** START Source records **

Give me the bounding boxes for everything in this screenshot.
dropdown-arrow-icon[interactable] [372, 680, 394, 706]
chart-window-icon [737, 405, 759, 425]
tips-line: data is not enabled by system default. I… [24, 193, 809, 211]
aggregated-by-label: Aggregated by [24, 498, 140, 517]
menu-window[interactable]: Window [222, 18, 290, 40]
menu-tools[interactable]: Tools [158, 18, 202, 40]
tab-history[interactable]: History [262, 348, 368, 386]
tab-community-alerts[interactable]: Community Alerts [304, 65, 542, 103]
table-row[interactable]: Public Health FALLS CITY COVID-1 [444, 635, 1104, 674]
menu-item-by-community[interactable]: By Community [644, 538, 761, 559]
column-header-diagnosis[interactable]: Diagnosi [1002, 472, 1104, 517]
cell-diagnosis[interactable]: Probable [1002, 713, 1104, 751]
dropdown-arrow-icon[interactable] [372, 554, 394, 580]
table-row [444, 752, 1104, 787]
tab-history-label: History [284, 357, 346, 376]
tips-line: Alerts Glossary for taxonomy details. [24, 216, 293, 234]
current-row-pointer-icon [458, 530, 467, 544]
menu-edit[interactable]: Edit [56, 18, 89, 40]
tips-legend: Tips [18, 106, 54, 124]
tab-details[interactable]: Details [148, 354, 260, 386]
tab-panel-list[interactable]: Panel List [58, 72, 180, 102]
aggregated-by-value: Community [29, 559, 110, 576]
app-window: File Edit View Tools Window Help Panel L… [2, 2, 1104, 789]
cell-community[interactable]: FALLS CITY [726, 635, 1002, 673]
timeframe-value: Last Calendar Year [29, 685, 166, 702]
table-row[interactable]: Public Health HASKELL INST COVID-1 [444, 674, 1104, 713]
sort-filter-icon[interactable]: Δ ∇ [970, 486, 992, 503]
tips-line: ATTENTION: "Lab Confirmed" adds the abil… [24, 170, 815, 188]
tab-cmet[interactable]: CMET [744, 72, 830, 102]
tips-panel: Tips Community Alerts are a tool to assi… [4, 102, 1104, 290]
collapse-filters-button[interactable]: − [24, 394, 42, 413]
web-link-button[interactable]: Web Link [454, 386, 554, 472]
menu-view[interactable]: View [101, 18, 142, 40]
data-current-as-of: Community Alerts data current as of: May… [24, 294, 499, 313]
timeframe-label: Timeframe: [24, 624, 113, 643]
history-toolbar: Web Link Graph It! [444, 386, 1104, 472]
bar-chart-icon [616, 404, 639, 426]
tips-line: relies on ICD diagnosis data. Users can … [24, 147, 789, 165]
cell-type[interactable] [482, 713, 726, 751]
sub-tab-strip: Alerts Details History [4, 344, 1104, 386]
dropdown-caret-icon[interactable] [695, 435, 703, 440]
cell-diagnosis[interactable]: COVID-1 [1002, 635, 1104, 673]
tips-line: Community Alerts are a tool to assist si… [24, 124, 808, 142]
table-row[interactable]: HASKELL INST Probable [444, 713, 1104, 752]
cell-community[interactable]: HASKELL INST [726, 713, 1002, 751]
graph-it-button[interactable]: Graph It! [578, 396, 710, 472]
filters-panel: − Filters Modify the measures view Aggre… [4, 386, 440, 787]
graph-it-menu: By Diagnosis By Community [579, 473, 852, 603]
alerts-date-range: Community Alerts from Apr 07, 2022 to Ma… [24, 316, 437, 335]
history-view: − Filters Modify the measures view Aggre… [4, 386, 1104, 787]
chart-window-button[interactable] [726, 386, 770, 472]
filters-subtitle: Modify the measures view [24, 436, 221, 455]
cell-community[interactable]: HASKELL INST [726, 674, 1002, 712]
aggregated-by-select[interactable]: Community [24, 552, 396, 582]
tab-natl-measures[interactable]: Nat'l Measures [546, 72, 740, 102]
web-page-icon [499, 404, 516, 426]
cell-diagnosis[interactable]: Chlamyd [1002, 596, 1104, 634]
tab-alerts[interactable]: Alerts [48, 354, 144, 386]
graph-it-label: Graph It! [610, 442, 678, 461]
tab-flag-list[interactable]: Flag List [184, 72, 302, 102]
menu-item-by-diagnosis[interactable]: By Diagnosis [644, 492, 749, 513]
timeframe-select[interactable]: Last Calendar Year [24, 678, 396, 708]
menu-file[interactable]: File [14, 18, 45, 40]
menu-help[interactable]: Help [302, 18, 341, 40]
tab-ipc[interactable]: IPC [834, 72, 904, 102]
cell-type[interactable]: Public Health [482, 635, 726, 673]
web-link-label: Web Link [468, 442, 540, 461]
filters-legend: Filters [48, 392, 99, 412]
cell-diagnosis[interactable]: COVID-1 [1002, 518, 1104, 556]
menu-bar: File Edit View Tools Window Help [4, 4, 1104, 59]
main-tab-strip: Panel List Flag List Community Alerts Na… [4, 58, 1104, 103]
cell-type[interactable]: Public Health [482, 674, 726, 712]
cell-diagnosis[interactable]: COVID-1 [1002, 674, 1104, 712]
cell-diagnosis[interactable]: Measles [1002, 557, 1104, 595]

** END Source records **

**Work to be completed**
Retype the lines from the first one through the line containing "tab-history[interactable]: History [262, 348, 368, 386]", inclusive, and nothing else.

**Answer to this task**
Give me the bounding boxes for everything in this screenshot.
dropdown-arrow-icon[interactable] [372, 680, 394, 706]
chart-window-icon [737, 405, 759, 425]
tips-line: data is not enabled by system default. I… [24, 193, 809, 211]
aggregated-by-label: Aggregated by [24, 498, 140, 517]
menu-window[interactable]: Window [222, 18, 290, 40]
menu-tools[interactable]: Tools [158, 18, 202, 40]
tab-history[interactable]: History [262, 348, 368, 386]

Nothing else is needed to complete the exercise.